━━━ Data to use ━━━
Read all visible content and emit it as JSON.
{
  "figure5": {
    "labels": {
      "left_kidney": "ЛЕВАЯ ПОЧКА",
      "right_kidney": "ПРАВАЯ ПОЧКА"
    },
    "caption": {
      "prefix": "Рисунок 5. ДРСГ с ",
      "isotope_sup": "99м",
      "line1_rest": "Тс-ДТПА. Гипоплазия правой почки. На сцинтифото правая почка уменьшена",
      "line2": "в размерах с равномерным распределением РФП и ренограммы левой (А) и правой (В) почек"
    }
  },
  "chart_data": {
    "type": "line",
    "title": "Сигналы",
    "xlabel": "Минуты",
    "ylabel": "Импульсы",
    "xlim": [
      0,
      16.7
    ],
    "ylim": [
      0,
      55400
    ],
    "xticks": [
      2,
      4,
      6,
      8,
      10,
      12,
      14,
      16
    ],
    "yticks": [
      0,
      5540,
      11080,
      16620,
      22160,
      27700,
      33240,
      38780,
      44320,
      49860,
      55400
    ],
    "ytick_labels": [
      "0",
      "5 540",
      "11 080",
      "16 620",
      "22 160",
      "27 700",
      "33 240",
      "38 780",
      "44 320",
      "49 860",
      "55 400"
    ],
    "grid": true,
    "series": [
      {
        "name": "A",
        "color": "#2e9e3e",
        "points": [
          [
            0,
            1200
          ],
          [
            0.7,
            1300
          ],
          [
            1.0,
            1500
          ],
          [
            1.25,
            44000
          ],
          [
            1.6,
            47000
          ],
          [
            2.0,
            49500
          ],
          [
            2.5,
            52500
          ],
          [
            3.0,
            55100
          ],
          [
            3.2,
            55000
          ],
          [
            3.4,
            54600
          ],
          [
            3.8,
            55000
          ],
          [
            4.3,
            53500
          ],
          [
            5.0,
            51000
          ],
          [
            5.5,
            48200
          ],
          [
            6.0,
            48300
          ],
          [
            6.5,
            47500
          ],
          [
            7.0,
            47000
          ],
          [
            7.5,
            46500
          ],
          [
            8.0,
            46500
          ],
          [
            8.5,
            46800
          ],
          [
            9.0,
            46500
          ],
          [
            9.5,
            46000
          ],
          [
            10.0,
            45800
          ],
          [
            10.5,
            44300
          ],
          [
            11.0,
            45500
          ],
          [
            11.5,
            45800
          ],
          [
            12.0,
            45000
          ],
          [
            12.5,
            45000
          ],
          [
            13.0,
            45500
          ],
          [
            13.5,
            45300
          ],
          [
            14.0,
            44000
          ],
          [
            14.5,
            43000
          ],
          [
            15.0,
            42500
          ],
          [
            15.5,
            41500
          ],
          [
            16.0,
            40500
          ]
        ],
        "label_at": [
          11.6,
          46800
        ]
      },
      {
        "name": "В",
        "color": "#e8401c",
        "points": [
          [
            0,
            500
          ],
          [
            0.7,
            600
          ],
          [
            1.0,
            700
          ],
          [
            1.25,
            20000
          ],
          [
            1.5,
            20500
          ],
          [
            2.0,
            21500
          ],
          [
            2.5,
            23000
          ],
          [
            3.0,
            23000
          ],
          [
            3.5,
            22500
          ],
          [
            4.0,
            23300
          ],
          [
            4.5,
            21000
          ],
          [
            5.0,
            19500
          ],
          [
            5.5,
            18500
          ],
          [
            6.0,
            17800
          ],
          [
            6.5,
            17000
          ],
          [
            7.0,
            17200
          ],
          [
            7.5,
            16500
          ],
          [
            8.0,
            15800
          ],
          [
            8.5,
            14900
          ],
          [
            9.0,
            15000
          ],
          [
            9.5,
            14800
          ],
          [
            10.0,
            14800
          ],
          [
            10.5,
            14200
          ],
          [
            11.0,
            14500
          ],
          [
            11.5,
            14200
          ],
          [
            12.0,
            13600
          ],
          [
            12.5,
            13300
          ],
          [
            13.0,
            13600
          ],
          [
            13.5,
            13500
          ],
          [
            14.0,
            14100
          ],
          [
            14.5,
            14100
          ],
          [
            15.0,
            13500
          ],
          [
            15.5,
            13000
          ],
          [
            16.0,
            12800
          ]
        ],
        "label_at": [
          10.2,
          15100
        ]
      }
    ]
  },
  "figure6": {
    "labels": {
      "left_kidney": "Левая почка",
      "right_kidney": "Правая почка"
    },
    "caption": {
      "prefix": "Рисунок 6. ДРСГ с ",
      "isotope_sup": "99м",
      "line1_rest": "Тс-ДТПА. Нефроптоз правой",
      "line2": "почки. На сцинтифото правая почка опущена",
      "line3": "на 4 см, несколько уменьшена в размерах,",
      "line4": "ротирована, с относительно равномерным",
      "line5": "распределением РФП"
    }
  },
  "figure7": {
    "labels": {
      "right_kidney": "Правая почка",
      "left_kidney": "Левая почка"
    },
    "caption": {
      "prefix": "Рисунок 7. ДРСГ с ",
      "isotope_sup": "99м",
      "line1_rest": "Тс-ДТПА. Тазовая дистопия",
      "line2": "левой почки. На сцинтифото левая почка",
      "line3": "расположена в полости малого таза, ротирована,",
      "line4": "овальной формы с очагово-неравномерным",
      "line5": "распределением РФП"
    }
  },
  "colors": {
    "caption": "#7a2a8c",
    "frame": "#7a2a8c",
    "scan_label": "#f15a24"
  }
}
━━━
- Aim of the task:
Copy each line of the listing in which the word "prefix" can be found.

- Output for this exercise:
      "prefix": "Рисунок 5. ДРСГ с ",
      "prefix": "Рисунок 6. ДРСГ с ",
      "prefix": "Рисунок 7. ДРСГ с ",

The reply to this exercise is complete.